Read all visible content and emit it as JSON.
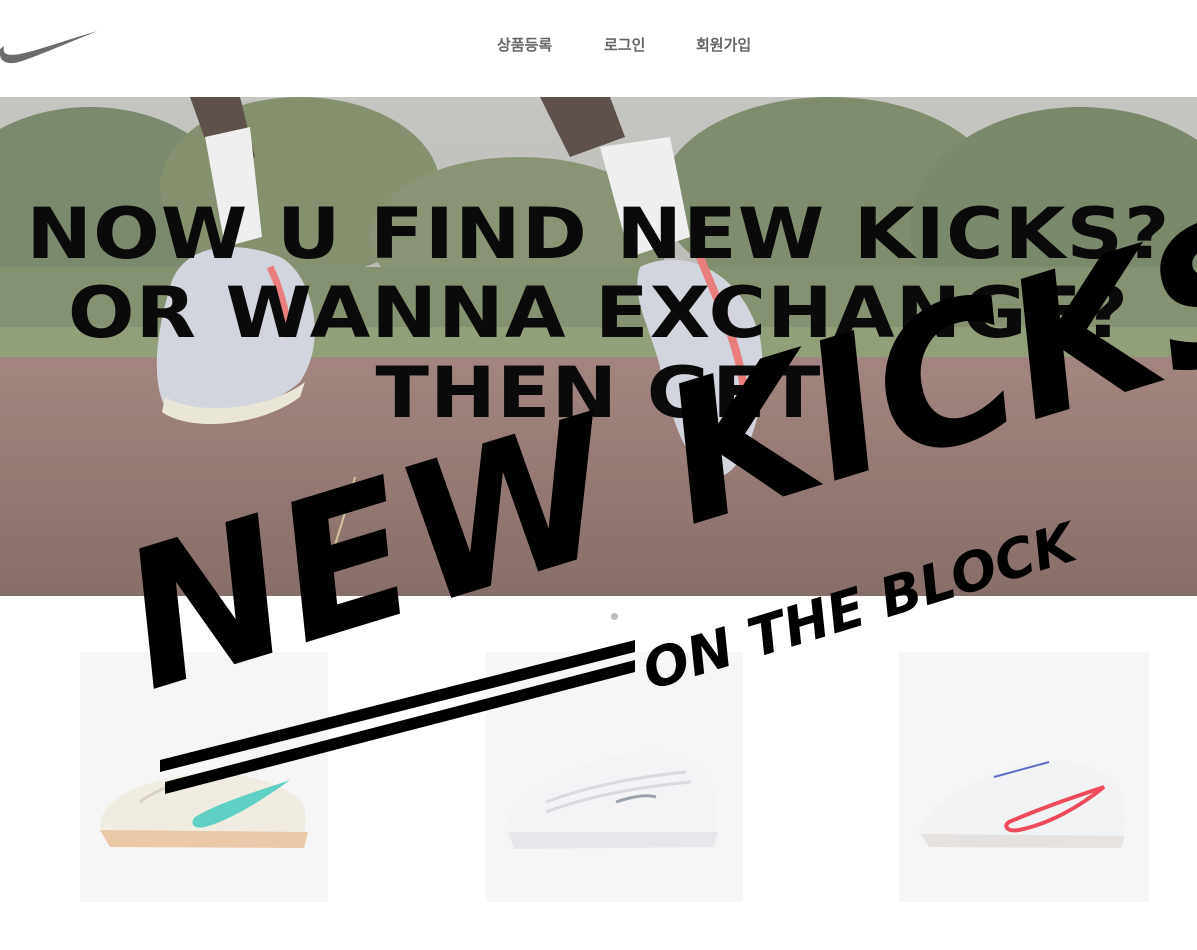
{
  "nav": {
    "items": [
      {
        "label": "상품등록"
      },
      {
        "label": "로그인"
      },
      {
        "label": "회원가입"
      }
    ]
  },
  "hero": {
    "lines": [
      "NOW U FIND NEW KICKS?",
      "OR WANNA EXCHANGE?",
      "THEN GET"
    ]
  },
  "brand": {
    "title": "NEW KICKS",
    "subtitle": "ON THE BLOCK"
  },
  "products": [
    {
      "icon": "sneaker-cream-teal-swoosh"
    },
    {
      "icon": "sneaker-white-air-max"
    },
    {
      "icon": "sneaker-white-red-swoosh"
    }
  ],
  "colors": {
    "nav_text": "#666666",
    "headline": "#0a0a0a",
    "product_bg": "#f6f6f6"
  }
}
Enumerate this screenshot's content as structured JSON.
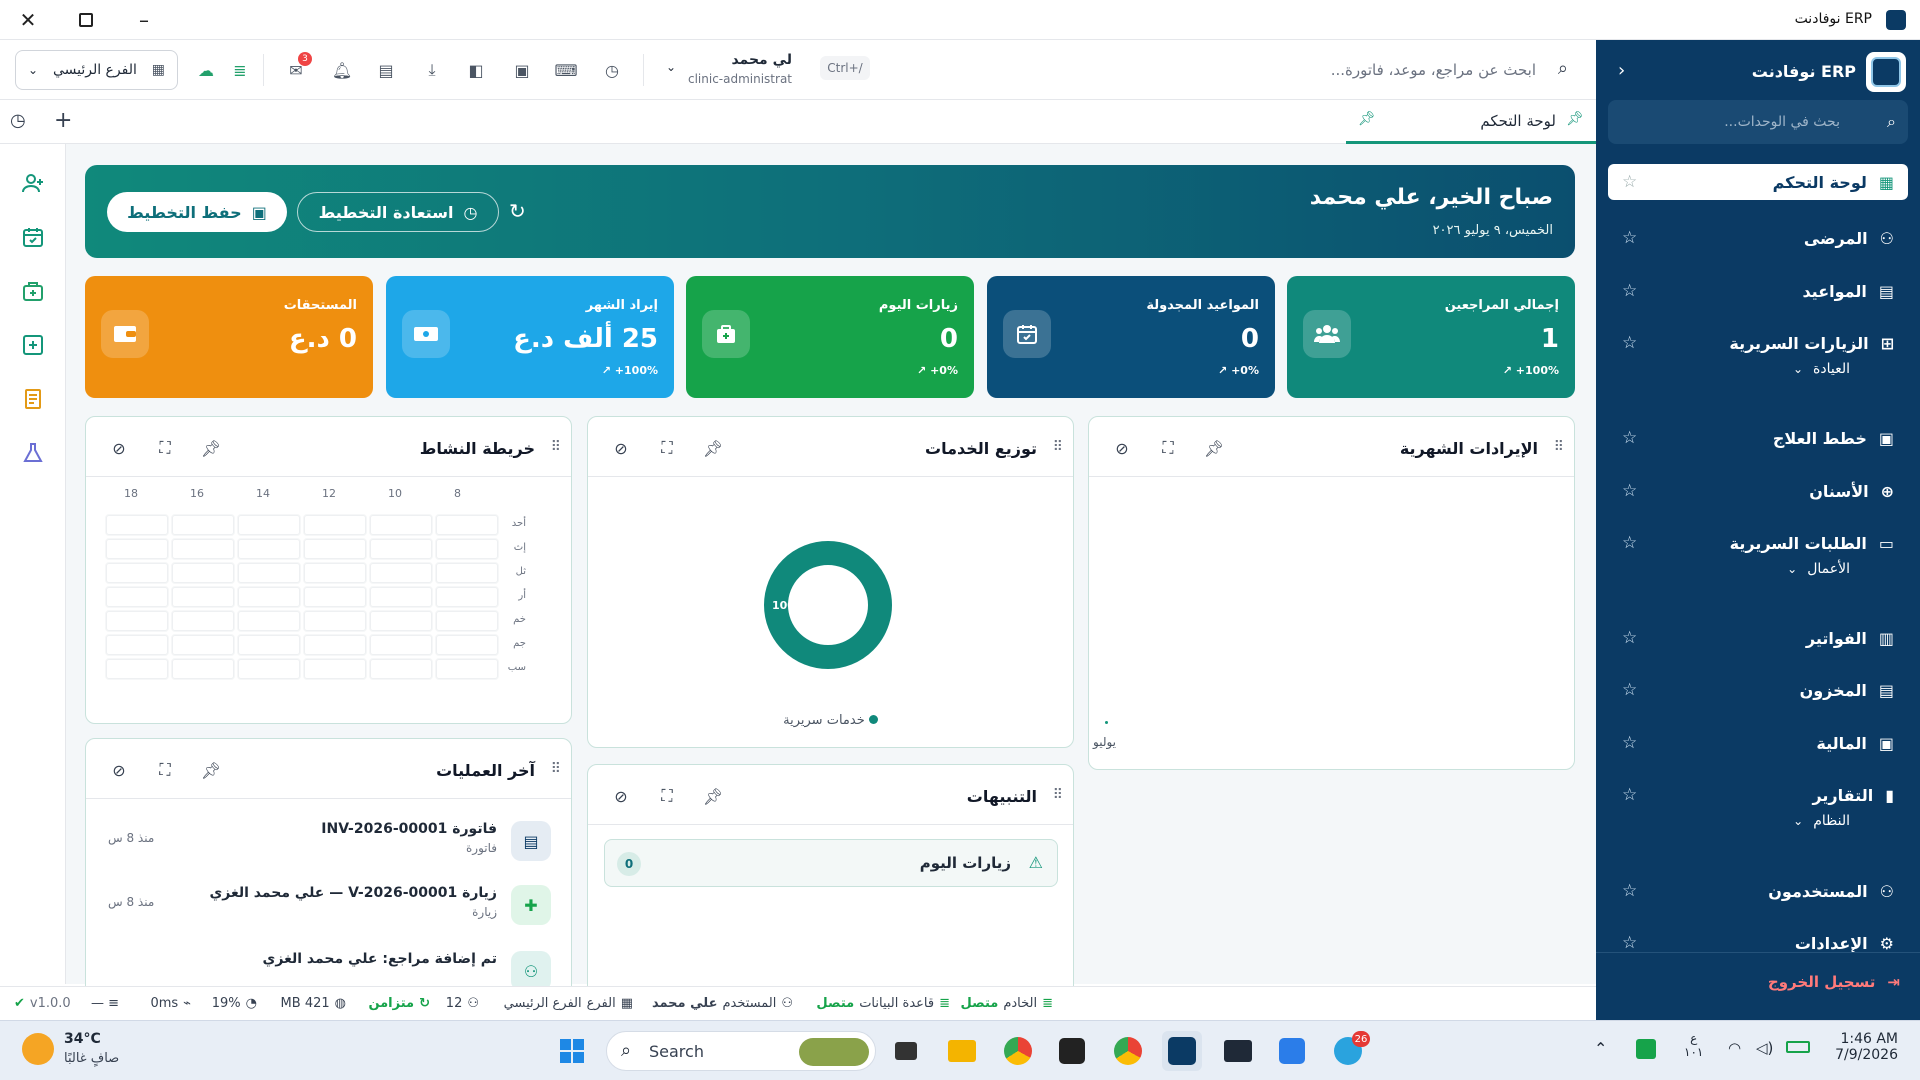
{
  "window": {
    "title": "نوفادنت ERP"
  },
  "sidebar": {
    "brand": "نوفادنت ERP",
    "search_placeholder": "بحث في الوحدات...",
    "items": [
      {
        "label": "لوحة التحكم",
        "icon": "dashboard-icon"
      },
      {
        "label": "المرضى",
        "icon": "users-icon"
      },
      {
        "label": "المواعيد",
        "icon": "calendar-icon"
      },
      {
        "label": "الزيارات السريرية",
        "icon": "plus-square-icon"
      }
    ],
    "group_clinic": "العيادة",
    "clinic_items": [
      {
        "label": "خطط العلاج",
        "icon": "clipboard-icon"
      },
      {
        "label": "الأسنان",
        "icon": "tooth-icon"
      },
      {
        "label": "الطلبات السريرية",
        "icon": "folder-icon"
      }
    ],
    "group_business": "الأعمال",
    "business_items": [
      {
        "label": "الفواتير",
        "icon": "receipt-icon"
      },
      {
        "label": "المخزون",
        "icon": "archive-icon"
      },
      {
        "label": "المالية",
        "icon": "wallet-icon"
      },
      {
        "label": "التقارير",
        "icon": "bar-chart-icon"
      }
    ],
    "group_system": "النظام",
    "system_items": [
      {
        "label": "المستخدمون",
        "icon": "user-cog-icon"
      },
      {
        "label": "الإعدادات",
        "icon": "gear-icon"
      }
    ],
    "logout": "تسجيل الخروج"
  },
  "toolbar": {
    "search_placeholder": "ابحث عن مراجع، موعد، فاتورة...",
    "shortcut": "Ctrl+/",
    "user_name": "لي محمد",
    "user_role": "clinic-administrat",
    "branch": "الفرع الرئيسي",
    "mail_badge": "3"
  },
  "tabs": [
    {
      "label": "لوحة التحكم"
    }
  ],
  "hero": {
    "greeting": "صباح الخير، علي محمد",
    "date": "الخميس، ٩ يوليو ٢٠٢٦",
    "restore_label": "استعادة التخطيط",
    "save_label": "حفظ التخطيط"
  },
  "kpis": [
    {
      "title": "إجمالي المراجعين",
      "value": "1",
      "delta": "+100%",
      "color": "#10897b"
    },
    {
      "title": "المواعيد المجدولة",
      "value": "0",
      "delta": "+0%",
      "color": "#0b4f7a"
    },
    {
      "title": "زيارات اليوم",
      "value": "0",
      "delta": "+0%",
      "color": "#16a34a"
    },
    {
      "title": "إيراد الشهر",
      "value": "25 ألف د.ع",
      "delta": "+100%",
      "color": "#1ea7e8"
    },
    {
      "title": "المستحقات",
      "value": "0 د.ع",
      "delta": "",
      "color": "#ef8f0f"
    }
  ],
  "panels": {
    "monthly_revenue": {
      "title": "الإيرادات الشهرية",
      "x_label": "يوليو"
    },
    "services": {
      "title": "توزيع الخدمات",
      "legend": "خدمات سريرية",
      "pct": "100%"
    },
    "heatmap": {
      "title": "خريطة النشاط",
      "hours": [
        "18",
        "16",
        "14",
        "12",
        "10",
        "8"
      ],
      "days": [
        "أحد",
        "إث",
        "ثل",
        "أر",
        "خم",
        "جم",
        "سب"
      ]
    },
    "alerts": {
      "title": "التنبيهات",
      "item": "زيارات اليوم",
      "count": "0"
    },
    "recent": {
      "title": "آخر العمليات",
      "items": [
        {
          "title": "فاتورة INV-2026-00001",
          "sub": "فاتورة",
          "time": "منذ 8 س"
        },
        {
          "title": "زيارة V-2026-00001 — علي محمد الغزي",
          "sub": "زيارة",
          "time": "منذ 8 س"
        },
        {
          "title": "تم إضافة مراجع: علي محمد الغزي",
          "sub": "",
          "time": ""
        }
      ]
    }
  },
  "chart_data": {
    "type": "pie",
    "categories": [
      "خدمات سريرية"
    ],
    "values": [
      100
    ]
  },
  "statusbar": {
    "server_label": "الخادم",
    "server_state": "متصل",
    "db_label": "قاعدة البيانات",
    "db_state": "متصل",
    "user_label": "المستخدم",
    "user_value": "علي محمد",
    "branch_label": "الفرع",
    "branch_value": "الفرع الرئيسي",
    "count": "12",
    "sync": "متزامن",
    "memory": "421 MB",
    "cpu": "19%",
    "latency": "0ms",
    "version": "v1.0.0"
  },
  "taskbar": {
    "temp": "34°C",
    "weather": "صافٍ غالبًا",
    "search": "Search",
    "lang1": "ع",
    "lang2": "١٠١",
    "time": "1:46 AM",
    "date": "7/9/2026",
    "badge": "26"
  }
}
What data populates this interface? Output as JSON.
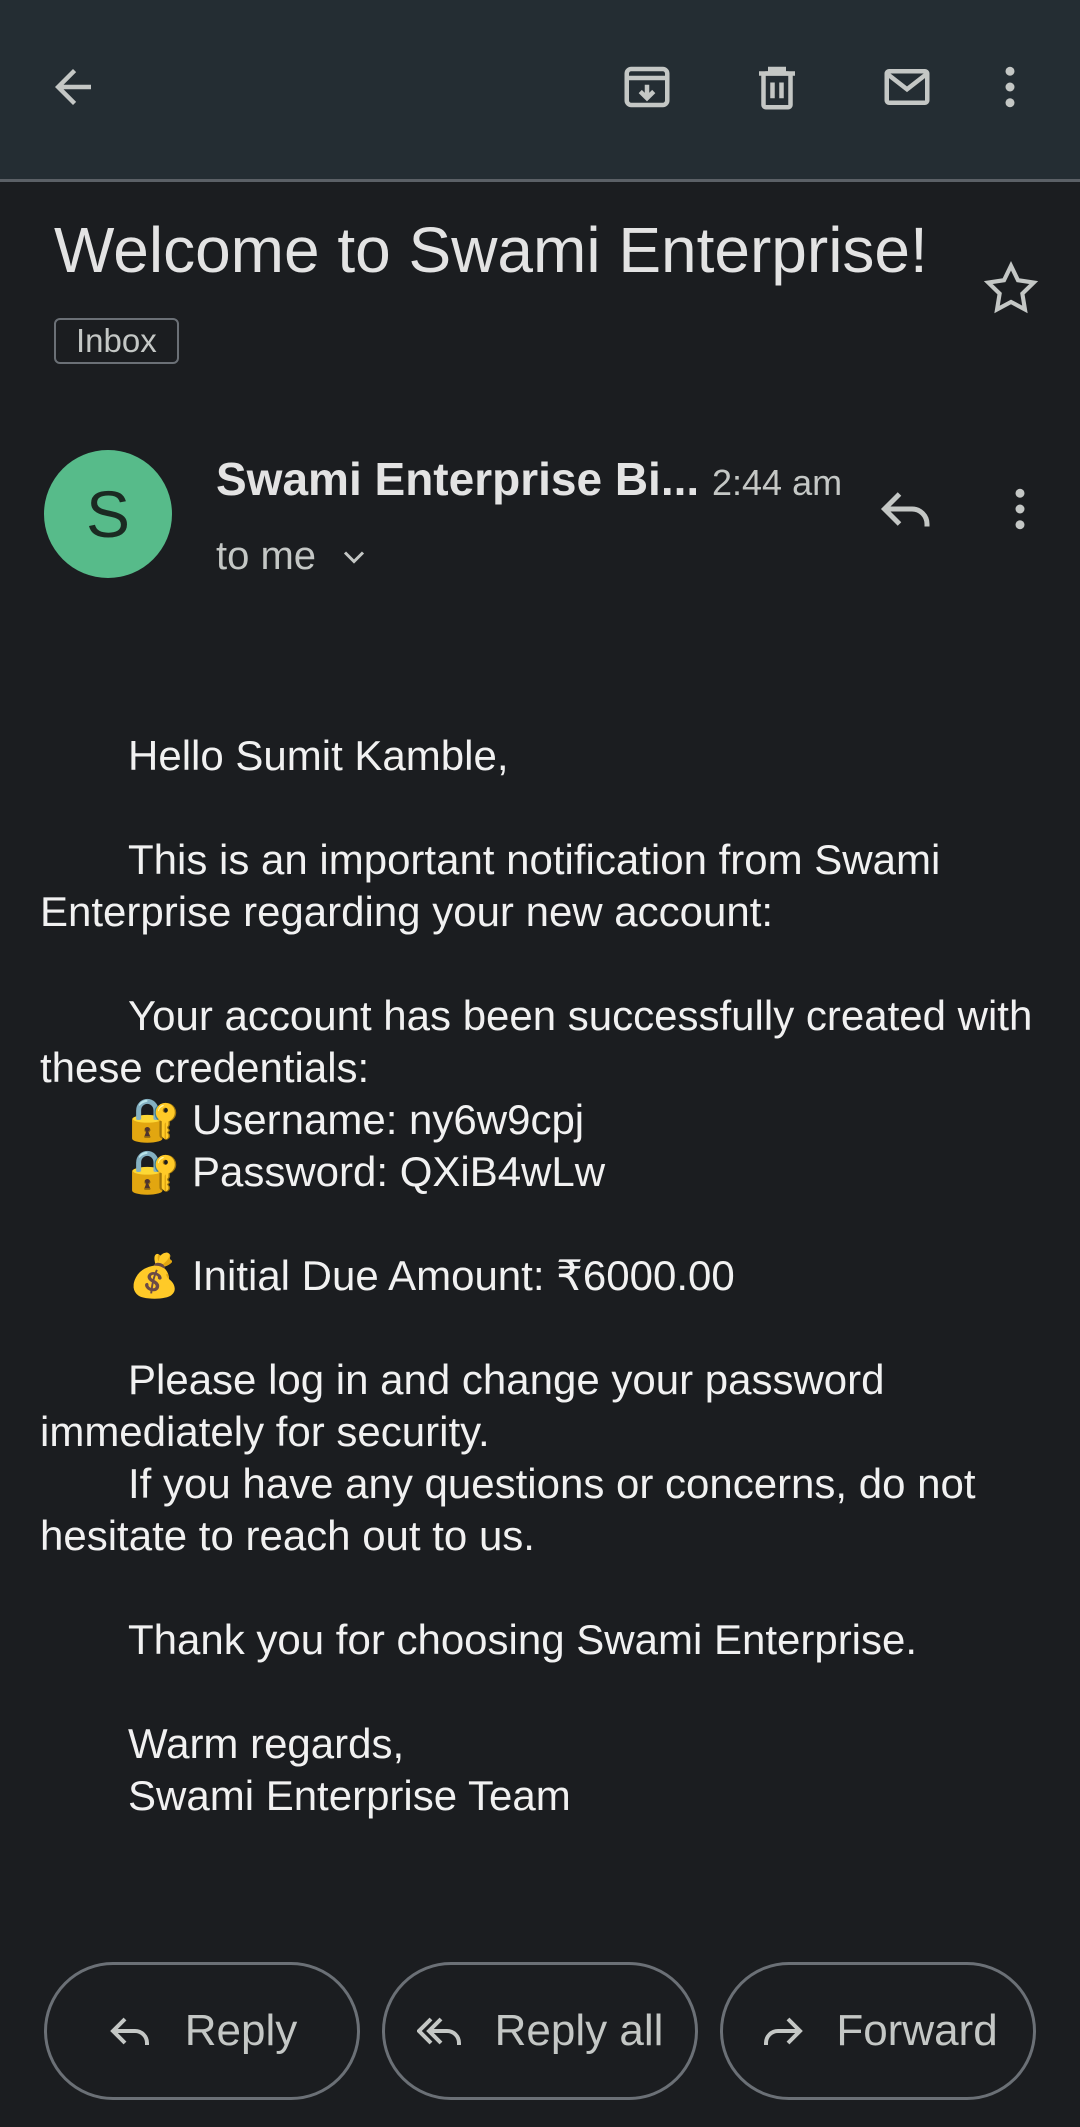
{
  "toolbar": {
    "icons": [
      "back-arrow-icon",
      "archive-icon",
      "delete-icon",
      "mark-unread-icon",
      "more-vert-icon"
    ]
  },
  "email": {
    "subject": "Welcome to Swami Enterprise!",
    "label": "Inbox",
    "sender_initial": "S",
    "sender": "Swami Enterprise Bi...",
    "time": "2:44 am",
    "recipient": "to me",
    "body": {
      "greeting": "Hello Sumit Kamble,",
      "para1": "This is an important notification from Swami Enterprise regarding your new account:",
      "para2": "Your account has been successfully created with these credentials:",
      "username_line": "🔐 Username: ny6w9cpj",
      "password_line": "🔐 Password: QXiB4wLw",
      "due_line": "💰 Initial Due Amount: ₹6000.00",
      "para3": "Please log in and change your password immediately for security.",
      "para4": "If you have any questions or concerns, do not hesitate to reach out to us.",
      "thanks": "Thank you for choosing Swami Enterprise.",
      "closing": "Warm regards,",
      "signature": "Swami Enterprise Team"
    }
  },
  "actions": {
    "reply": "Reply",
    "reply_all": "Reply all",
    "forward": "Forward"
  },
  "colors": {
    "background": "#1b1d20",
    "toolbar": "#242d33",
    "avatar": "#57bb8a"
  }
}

◆ Your task
Show the lines where the word "فاتورة" appears in the entries.

◆ Result of this exercise
    "search_placeholder": "ابحث عن مراجع، موعد، فاتورة...",
          "title": "فاتورة INV-2026-00001",
          "sub": "فاتورة",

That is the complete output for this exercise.